(Dataset items)

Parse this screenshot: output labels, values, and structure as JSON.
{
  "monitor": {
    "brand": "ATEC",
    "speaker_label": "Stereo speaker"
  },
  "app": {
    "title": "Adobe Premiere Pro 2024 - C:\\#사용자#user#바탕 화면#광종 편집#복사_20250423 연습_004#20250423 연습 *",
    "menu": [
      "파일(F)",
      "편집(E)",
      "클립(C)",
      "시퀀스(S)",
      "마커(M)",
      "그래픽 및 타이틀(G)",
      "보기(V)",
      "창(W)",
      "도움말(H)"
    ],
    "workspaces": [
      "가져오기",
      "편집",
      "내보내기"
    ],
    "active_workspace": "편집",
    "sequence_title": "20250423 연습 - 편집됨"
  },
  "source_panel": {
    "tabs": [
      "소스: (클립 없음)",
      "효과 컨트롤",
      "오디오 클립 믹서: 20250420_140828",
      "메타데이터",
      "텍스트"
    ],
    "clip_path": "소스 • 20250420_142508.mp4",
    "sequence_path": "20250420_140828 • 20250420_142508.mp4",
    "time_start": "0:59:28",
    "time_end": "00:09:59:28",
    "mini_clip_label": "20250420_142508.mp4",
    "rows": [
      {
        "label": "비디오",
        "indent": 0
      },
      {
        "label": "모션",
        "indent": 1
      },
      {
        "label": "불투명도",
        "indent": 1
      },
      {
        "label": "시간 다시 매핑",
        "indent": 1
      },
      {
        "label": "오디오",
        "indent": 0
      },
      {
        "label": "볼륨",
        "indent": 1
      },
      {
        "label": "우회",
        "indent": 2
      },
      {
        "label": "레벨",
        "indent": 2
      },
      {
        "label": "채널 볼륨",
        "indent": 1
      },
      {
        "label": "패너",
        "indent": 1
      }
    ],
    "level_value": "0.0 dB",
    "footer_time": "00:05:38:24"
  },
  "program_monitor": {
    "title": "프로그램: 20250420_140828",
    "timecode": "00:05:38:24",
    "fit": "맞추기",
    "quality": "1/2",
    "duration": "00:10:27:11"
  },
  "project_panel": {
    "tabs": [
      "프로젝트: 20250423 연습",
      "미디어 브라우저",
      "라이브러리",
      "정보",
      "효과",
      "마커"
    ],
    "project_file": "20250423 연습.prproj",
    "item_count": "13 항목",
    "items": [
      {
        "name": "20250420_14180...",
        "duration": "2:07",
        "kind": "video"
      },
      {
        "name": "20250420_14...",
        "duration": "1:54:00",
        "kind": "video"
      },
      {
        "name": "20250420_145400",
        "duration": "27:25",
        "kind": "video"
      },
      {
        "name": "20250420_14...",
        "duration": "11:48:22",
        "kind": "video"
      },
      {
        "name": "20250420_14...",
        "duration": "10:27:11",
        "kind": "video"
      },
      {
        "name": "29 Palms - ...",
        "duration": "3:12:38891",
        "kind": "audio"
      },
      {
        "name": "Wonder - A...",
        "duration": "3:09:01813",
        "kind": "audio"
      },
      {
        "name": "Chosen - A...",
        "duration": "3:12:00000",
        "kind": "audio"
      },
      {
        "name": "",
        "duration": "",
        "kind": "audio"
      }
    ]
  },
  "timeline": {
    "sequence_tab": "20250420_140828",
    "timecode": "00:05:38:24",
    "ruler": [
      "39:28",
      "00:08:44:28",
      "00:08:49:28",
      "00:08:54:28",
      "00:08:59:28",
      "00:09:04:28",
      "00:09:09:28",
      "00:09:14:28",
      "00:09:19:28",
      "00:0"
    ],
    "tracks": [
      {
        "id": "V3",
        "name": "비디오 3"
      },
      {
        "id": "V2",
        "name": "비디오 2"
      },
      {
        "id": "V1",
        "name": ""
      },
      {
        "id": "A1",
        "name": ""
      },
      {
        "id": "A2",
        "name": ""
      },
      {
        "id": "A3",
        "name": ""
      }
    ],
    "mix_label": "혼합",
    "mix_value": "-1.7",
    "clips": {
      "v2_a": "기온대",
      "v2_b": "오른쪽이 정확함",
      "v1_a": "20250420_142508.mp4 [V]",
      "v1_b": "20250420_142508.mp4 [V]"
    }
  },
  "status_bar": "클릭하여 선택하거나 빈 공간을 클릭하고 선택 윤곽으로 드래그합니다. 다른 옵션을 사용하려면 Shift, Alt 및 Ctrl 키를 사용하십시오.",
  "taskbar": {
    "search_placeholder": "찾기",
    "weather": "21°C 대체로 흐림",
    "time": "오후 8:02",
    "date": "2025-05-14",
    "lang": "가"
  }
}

= What the task requires =
What do the records say? Quote them all exactly.

= The response =
Parse this screenshot: output labels, values, and structure as JSON.
{
  "monitor": {
    "brand": "ATEC",
    "speaker_label": "Stereo speaker"
  },
  "app": {
    "title": "Adobe Premiere Pro 2024 - C:\\#사용자#user#바탕 화면#광종 편집#복사_20250423 연습_004#20250423 연습 *",
    "menu": [
      "파일(F)",
      "편집(E)",
      "클립(C)",
      "시퀀스(S)",
      "마커(M)",
      "그래픽 및 타이틀(G)",
      "보기(V)",
      "창(W)",
      "도움말(H)"
    ],
    "workspaces": [
      "가져오기",
      "편집",
      "내보내기"
    ],
    "active_workspace": "편집",
    "sequence_title": "20250423 연습 - 편집됨"
  },
  "source_panel": {
    "tabs": [
      "소스: (클립 없음)",
      "효과 컨트롤",
      "오디오 클립 믹서: 20250420_140828",
      "메타데이터",
      "텍스트"
    ],
    "clip_path": "소스 • 20250420_142508.mp4",
    "sequence_path": "20250420_140828 • 20250420_142508.mp4",
    "time_start": "0:59:28",
    "time_end": "00:09:59:28",
    "mini_clip_label": "20250420_142508.mp4",
    "rows": [
      {
        "label": "비디오",
        "indent": 0
      },
      {
        "label": "모션",
        "indent": 1
      },
      {
        "label": "불투명도",
        "indent": 1
      },
      {
        "label": "시간 다시 매핑",
        "indent": 1
      },
      {
        "label": "오디오",
        "indent": 0
      },
      {
        "label": "볼륨",
        "indent": 1
      },
      {
        "label": "우회",
        "indent": 2
      },
      {
        "label": "레벨",
        "indent": 2
      },
      {
        "label": "채널 볼륨",
        "indent": 1
      },
      {
        "label": "패너",
        "indent": 1
      }
    ],
    "level_value": "0.0 dB",
    "footer_time": "00:05:38:24"
  },
  "program_monitor": {
    "title": "프로그램: 20250420_140828",
    "timecode": "00:05:38:24",
    "fit": "맞추기",
    "quality": "1/2",
    "duration": "00:10:27:11"
  },
  "project_panel": {
    "tabs": [
      "프로젝트: 20250423 연습",
      "미디어 브라우저",
      "라이브러리",
      "정보",
      "효과",
      "마커"
    ],
    "project_file": "20250423 연습.prproj",
    "item_count": "13 항목",
    "items": [
      {
        "name": "20250420_14180...",
        "duration": "2:07",
        "kind": "video"
      },
      {
        "name": "20250420_14...",
        "duration": "1:54:00",
        "kind": "video"
      },
      {
        "name": "20250420_145400",
        "duration": "27:25",
        "kind": "video"
      },
      {
        "name": "20250420_14...",
        "duration": "11:48:22",
        "kind": "video"
      },
      {
        "name": "20250420_14...",
        "duration": "10:27:11",
        "kind": "video"
      },
      {
        "name": "29 Palms - ...",
        "duration": "3:12:38891",
        "kind": "audio"
      },
      {
        "name": "Wonder - A...",
        "duration": "3:09:01813",
        "kind": "audio"
      },
      {
        "name": "Chosen - A...",
        "duration": "3:12:00000",
        "kind": "audio"
      },
      {
        "name": "",
        "duration": "",
        "kind": "audio"
      }
    ]
  },
  "timeline": {
    "sequence_tab": "20250420_140828",
    "timecode": "00:05:38:24",
    "ruler": [
      "39:28",
      "00:08:44:28",
      "00:08:49:28",
      "00:08:54:28",
      "00:08:59:28",
      "00:09:04:28",
      "00:09:09:28",
      "00:09:14:28",
      "00:09:19:28",
      "00:0"
    ],
    "tracks": [
      {
        "id": "V3",
        "name": "비디오 3"
      },
      {
        "id": "V2",
        "name": "비디오 2"
      },
      {
        "id": "V1",
        "name": ""
      },
      {
        "id": "A1",
        "name": ""
      },
      {
        "id": "A2",
        "name": ""
      },
      {
        "id": "A3",
        "name": ""
      }
    ],
    "mix_label": "혼합",
    "mix_value": "-1.7",
    "clips": {
      "v2_a": "기온대",
      "v2_b": "오른쪽이 정확함",
      "v1_a": "20250420_142508.mp4 [V]",
      "v1_b": "20250420_142508.mp4 [V]"
    }
  },
  "status_bar": "클릭하여 선택하거나 빈 공간을 클릭하고 선택 윤곽으로 드래그합니다. 다른 옵션을 사용하려면 Shift, Alt 및 Ctrl 키를 사용하십시오.",
  "taskbar": {
    "search_placeholder": "찾기",
    "weather": "21°C 대체로 흐림",
    "time": "오후 8:02",
    "date": "2025-05-14",
    "lang": "가"
  }
}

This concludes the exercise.